Search the records below for the word "Regressor" and show every line where it occurs.

[Dataset entries on figures]
— Begin —
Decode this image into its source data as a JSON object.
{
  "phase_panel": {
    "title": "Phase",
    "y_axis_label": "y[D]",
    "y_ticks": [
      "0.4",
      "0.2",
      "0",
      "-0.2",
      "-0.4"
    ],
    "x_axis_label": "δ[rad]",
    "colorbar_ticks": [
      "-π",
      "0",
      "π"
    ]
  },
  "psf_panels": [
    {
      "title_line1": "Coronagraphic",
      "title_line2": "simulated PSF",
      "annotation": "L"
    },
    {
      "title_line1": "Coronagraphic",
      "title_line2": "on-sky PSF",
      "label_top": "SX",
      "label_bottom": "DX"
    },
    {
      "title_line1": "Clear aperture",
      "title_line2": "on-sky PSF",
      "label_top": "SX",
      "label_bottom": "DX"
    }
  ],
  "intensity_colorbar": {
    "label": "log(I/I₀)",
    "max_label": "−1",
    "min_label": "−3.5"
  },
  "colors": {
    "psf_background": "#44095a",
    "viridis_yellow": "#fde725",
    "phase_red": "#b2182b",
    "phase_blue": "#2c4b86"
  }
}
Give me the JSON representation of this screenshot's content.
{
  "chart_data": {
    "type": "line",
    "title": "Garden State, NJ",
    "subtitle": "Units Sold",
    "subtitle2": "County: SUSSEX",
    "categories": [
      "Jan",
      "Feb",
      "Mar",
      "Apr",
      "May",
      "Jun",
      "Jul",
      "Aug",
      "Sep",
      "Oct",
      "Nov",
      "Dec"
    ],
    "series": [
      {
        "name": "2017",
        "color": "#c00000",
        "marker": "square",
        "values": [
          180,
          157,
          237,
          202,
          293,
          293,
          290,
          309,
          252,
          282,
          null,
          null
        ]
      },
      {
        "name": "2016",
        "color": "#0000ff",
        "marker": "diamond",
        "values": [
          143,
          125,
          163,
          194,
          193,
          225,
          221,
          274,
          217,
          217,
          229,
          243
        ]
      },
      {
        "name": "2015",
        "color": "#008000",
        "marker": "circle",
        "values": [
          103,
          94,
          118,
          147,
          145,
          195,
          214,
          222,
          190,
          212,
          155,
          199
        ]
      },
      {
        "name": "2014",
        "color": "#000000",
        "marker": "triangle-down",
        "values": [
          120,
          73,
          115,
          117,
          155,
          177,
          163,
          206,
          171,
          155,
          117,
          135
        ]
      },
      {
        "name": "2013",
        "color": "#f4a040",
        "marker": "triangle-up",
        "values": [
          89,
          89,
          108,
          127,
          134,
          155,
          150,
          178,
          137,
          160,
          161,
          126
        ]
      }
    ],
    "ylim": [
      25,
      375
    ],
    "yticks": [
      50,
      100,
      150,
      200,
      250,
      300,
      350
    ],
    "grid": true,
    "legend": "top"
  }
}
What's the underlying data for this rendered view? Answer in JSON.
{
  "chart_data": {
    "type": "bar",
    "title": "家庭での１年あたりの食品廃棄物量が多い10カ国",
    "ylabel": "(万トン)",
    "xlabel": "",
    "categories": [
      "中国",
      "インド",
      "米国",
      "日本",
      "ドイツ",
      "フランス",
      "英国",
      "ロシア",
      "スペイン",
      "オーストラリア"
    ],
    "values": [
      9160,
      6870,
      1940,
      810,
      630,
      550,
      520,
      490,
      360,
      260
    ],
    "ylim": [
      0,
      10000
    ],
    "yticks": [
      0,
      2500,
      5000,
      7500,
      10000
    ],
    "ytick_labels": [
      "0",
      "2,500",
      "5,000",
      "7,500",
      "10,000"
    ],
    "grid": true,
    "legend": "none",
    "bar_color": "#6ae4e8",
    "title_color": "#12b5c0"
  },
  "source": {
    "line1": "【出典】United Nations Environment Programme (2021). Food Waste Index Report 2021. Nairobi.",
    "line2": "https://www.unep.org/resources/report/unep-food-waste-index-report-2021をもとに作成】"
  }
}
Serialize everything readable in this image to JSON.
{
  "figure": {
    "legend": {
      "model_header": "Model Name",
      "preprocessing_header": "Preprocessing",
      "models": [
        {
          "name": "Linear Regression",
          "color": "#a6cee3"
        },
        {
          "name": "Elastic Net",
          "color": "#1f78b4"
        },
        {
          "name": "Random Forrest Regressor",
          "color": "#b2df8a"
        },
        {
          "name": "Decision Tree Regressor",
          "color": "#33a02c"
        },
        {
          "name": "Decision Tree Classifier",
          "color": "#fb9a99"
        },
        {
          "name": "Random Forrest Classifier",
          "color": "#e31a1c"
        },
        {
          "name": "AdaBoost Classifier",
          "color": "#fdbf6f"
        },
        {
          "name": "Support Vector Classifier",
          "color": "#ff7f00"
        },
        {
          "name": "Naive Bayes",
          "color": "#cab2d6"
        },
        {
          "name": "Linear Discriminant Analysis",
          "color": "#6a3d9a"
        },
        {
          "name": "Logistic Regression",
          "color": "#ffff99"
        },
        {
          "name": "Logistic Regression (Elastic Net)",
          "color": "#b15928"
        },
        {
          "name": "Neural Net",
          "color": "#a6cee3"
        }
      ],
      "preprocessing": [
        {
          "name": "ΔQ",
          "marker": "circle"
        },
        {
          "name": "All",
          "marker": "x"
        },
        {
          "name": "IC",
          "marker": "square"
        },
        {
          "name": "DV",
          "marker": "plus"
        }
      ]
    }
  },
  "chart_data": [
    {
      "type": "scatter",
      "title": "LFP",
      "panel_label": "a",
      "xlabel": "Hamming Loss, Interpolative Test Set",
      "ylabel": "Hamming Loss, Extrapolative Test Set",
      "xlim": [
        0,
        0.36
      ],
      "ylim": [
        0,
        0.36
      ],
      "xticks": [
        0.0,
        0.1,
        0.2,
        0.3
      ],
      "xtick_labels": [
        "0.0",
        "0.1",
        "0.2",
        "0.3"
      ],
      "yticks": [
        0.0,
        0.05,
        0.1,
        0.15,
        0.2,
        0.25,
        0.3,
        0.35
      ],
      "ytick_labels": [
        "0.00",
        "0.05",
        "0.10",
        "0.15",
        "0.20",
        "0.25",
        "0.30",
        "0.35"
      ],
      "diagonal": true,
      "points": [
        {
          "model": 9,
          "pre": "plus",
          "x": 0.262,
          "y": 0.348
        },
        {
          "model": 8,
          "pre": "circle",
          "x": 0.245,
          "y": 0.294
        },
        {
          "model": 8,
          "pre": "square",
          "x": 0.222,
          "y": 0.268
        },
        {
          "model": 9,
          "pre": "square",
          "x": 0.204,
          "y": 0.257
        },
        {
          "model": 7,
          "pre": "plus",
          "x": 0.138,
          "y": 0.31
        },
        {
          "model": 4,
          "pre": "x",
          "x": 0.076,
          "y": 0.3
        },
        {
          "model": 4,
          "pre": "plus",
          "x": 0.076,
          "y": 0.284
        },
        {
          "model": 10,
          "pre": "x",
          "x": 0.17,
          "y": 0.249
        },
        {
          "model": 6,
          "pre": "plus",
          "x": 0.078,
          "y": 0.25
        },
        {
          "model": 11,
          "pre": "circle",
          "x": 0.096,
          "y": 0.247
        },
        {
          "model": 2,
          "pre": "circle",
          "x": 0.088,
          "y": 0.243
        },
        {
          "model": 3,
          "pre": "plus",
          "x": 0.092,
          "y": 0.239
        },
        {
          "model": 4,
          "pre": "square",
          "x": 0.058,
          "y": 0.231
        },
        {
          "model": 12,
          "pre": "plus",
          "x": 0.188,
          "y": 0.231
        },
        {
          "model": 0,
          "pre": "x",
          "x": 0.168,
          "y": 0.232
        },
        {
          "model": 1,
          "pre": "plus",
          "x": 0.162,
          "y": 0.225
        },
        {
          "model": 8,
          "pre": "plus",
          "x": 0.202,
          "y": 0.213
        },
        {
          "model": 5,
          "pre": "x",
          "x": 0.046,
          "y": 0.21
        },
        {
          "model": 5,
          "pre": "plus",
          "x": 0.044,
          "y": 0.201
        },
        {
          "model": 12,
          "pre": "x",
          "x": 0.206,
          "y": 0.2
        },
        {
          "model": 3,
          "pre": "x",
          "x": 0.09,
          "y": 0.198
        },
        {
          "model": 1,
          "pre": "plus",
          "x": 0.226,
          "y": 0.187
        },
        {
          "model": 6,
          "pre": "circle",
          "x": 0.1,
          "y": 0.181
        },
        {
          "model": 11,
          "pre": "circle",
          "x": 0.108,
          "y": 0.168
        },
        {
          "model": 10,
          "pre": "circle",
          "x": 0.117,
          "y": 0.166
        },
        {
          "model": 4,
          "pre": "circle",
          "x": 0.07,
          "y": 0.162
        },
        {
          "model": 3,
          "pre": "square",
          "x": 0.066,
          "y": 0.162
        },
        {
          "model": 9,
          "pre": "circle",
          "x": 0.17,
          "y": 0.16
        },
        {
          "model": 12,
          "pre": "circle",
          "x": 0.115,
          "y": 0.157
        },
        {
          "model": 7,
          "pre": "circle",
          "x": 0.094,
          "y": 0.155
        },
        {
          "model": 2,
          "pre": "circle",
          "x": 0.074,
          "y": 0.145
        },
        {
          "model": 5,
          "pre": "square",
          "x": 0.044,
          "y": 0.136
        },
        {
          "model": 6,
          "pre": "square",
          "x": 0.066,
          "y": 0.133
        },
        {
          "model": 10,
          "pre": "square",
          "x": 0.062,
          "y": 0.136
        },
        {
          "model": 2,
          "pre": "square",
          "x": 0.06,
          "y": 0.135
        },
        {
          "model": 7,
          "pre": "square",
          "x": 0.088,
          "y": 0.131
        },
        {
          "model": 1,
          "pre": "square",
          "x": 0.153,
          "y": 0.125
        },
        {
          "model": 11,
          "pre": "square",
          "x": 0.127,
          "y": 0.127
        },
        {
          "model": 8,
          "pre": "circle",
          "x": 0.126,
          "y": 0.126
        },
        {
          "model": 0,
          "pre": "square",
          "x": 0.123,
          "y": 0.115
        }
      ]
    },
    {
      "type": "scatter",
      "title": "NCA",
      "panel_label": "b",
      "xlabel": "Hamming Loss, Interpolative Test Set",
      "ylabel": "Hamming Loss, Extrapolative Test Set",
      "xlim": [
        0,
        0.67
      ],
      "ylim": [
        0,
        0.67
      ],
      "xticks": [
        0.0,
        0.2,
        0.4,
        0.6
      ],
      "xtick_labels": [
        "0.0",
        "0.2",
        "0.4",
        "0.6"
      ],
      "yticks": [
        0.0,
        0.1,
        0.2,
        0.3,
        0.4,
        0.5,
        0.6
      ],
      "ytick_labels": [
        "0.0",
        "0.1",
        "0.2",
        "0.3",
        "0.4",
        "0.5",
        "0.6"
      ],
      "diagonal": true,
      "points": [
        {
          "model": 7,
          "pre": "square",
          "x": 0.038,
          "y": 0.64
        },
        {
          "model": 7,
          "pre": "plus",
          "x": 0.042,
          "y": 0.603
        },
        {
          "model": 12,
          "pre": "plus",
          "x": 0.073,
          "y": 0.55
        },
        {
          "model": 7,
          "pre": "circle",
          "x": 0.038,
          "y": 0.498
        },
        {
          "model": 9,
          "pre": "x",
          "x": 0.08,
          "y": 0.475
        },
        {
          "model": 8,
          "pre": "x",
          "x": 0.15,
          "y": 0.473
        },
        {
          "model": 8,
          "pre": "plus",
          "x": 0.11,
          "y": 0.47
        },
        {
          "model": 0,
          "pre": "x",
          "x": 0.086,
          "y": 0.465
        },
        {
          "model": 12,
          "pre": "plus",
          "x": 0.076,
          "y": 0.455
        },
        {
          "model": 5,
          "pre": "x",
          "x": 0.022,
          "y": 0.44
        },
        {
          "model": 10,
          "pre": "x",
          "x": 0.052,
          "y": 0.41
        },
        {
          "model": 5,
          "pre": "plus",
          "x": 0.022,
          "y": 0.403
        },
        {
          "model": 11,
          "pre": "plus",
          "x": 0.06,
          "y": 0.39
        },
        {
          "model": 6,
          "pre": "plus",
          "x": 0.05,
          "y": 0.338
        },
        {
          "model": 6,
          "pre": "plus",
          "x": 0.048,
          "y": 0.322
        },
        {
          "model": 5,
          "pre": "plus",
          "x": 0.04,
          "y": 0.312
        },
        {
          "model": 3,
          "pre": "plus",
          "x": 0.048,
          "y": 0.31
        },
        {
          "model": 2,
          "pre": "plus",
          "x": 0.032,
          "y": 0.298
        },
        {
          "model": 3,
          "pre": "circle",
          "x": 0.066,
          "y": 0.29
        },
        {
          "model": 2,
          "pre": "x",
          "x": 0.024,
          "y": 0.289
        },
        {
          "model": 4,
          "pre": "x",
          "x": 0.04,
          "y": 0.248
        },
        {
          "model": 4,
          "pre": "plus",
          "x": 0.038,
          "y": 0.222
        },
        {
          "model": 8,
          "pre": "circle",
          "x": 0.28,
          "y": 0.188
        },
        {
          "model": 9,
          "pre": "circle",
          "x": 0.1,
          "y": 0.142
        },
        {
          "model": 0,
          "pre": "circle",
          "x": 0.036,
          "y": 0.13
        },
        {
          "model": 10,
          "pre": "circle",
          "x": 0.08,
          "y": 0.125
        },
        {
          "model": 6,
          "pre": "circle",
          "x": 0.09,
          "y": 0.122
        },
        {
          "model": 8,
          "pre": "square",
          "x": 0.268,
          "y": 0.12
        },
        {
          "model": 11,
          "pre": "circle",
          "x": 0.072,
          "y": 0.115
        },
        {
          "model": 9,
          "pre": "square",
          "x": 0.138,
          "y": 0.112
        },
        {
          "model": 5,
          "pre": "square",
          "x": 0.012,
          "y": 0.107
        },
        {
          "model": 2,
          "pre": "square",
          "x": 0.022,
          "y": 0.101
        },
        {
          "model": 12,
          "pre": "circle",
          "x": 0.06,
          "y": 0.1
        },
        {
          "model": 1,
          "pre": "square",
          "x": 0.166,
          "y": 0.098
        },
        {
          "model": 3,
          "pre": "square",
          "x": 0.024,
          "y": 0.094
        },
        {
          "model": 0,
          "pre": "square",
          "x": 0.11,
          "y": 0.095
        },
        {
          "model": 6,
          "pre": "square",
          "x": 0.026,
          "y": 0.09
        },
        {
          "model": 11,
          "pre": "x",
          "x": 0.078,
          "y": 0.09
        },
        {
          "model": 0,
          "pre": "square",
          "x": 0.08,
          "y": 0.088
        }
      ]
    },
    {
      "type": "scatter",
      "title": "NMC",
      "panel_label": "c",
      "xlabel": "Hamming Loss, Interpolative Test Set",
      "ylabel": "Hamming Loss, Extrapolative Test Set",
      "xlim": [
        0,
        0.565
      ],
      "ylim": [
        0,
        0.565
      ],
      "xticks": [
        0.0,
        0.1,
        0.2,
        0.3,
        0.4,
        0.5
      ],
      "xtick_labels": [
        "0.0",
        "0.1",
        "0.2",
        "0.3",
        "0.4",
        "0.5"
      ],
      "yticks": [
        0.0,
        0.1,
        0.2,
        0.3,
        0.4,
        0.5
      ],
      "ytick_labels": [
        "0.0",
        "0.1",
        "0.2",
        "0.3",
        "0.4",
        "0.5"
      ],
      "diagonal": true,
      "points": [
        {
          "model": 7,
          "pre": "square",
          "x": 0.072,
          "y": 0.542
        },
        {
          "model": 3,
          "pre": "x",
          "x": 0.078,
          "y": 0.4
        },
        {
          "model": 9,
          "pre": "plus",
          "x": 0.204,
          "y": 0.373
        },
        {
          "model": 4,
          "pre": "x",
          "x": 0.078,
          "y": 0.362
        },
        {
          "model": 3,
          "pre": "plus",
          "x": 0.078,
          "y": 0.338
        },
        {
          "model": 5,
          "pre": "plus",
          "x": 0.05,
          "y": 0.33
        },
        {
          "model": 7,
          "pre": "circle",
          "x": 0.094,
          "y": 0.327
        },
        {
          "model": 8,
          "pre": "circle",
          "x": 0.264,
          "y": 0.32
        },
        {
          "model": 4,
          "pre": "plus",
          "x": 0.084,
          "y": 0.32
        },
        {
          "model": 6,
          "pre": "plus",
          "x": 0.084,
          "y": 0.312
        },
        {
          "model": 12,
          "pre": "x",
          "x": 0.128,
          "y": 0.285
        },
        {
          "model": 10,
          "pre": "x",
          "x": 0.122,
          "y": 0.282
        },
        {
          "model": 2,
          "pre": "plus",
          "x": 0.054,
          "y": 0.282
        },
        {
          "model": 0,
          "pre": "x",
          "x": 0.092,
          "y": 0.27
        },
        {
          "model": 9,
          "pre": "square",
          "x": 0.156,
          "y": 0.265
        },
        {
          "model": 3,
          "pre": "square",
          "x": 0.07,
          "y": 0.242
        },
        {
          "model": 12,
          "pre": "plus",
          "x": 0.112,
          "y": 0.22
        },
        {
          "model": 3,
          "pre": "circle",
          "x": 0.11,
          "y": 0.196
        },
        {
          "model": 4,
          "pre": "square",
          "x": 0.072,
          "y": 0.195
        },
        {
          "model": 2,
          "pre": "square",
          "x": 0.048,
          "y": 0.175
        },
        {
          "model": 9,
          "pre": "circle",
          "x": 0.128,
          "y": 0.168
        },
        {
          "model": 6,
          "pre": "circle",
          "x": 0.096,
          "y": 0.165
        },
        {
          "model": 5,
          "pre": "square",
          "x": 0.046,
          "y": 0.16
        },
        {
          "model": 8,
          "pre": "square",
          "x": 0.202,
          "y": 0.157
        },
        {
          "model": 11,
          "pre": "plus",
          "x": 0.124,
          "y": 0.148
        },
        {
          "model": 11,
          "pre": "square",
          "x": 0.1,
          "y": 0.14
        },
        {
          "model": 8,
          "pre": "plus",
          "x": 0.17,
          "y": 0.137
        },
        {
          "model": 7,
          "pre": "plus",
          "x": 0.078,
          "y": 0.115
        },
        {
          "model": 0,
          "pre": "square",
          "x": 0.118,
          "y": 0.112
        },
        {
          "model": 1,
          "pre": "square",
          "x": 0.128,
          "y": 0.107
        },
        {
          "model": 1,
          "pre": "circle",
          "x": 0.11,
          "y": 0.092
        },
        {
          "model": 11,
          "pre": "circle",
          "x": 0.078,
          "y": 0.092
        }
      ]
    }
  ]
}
— End —
* _Expected output_
          "name": "Random Forrest Regressor",
          "name": "Decision Tree Regressor",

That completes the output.